■ GIVEN PROBLEM
Return, character for character, the lines from the one bearing "Convert this document image to plain text." through the end of the material. Omit everything before that line.

Records from a data source
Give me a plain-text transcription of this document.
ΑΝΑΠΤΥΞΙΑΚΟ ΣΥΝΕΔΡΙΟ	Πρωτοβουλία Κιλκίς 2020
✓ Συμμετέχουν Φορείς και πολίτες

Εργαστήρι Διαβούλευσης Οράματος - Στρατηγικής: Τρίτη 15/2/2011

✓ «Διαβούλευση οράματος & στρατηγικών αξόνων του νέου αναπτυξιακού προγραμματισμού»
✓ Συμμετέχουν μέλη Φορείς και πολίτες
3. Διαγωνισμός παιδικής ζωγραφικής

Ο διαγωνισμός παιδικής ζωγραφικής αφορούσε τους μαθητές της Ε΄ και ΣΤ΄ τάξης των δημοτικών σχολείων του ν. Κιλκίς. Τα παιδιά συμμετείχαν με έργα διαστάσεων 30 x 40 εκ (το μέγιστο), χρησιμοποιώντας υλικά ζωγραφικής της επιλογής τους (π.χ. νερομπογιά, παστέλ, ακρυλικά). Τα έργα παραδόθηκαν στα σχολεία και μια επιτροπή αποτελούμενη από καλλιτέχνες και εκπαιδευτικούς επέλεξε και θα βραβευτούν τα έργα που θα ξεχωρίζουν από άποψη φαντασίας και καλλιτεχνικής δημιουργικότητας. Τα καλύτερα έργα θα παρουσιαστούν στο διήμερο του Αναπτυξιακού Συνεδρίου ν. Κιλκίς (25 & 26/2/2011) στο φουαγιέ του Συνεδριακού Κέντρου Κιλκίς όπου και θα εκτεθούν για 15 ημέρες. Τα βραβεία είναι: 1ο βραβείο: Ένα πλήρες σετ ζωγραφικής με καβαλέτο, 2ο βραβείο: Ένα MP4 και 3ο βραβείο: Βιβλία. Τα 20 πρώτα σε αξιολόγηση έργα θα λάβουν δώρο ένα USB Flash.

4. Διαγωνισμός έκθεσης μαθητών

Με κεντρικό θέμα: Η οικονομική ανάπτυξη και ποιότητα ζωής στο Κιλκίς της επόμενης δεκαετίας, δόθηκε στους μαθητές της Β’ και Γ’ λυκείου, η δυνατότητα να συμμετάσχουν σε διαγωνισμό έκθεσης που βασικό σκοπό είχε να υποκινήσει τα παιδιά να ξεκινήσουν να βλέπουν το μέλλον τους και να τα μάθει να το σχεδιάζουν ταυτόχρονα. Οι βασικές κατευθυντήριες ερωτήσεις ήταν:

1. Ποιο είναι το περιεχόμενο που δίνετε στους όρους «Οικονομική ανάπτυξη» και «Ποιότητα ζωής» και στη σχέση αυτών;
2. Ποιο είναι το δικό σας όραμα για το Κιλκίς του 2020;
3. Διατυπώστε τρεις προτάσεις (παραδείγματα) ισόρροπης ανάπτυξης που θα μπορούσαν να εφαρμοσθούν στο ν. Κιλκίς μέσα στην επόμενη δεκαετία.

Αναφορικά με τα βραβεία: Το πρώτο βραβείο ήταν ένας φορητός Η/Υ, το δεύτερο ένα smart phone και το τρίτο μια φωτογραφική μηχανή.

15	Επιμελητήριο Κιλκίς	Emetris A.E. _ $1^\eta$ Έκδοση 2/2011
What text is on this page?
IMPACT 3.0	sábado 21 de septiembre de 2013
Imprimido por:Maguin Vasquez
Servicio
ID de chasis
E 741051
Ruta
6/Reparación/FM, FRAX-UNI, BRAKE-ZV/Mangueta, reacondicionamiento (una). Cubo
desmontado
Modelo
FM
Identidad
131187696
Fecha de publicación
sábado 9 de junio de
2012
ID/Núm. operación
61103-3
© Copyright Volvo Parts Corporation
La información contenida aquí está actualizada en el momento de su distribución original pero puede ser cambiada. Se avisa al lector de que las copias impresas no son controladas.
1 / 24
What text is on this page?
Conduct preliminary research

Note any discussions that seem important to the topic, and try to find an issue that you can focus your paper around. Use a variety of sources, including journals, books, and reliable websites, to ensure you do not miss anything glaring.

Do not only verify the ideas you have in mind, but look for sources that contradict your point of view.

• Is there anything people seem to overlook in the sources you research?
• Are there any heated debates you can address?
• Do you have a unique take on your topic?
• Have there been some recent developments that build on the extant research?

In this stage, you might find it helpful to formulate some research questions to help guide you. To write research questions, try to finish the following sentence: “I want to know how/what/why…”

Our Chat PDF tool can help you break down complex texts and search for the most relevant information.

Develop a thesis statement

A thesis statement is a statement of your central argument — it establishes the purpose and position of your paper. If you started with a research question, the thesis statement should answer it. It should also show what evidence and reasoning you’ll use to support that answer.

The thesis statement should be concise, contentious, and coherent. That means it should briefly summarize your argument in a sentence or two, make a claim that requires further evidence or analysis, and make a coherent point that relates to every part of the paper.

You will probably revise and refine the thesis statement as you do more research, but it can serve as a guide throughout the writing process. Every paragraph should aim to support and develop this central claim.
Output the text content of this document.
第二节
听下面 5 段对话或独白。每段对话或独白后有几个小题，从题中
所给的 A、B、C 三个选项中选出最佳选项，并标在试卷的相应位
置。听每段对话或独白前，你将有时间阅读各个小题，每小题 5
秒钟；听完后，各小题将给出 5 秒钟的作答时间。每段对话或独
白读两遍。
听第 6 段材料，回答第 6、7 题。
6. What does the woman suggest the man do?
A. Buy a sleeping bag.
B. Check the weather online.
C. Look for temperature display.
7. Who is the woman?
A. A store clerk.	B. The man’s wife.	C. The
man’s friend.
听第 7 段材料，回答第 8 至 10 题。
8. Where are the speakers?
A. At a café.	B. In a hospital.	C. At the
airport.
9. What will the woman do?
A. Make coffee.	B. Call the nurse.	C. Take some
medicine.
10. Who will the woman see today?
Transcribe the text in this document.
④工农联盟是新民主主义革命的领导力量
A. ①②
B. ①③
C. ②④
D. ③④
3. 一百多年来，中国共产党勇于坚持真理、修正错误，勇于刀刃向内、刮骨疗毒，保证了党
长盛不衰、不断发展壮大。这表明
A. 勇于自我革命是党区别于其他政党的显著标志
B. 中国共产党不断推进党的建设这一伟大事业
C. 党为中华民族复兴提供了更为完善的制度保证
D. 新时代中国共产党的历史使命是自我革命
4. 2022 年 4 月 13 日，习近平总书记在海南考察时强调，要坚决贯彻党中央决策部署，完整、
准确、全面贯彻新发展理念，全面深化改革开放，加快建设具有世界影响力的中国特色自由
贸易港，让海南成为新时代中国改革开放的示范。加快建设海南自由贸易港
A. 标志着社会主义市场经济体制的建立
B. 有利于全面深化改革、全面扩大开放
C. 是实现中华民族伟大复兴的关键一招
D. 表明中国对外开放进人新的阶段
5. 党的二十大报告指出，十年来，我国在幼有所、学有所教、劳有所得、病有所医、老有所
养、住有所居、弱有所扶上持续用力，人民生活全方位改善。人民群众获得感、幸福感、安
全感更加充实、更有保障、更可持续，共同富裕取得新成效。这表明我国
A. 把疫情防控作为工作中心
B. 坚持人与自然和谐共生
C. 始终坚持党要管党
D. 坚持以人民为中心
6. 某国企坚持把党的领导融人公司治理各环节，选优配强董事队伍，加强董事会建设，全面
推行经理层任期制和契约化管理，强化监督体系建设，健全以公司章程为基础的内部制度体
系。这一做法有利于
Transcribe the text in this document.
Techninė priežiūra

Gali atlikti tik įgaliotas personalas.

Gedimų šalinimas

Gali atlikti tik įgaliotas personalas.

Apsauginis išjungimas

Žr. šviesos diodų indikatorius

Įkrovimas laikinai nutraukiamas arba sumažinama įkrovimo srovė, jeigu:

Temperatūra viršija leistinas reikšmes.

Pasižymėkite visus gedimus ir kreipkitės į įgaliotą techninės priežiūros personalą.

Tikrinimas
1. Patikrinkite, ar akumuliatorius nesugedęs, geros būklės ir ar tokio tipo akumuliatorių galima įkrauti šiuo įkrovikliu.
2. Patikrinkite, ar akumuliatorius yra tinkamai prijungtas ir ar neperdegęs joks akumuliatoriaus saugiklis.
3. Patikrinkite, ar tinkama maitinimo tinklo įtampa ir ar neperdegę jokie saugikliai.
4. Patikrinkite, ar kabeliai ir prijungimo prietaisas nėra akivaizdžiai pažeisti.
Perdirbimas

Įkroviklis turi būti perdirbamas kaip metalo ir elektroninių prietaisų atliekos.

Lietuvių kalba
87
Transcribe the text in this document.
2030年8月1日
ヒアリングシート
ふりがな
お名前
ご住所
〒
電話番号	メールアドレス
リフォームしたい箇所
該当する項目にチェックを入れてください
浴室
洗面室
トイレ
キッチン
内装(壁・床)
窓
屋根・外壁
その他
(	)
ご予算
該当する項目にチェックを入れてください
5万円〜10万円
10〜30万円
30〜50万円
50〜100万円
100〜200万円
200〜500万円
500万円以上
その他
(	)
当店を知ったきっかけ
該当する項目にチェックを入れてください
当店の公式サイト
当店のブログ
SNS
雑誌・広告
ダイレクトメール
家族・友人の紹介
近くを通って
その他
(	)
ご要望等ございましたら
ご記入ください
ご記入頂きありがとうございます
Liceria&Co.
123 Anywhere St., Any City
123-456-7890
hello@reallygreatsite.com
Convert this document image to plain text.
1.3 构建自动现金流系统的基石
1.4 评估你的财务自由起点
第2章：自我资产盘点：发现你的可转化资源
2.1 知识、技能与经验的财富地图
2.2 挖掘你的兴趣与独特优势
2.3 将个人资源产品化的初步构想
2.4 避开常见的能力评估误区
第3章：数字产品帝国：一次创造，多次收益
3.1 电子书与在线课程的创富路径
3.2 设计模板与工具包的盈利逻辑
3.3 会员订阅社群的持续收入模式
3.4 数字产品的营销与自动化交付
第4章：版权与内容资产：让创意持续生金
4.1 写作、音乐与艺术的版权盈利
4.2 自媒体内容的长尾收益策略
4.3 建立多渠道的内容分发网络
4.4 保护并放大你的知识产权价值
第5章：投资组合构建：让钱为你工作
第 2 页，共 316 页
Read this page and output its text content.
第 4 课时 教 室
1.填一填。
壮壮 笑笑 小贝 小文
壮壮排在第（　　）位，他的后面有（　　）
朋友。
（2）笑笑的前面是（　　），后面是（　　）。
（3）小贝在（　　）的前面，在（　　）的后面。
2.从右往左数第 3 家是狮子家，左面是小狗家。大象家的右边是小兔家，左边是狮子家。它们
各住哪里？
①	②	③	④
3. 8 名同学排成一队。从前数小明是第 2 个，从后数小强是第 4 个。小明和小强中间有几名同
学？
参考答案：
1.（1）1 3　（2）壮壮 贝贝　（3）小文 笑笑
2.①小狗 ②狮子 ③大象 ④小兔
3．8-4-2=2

■ THE RESULT
Convert this document image to plain text.
1.3 构建自动现金流系统的基石
1.4 评估你的财务自由起点
第2章：自我资产盘点：发现你的可转化资源
2.1 知识、技能与经验的财富地图
2.2 挖掘你的兴趣与独特优势
2.3 将个人资源产品化的初步构想
2.4 避开常见的能力评估误区
第3章：数字产品帝国：一次创造，多次收益
3.1 电子书与在线课程的创富路径
3.2 设计模板与工具包的盈利逻辑
3.3 会员订阅社群的持续收入模式
3.4 数字产品的营销与自动化交付
第4章：版权与内容资产：让创意持续生金
4.1 写作、音乐与艺术的版权盈利
4.2 自媒体内容的长尾收益策略
4.3 建立多渠道的内容分发网络
4.4 保护并放大你的知识产权价值
第5章：投资组合构建：让钱为你工作
第 2 页，共 316 页
Read this page and output its text content.
第 4 课时 教 室
1.填一填。
壮壮 笑笑 小贝 小文
壮壮排在第（　　）位，他的后面有（　　）
朋友。
（2）笑笑的前面是（　　），后面是（　　）。
（3）小贝在（　　）的前面，在（　　）的后面。
2.从右往左数第 3 家是狮子家，左面是小狗家。大象家的右边是小兔家，左边是狮子家。它们
各住哪里？
①	②	③	④
3. 8 名同学排成一队。从前数小明是第 2 个，从后数小强是第 4 个。小明和小强中间有几名同
学？
参考答案：
1.（1）1 3　（2）壮壮 贝贝　（3）小文 笑笑
2.①小狗 ②狮子 ③大象 ④小兔
3．8-4-2=2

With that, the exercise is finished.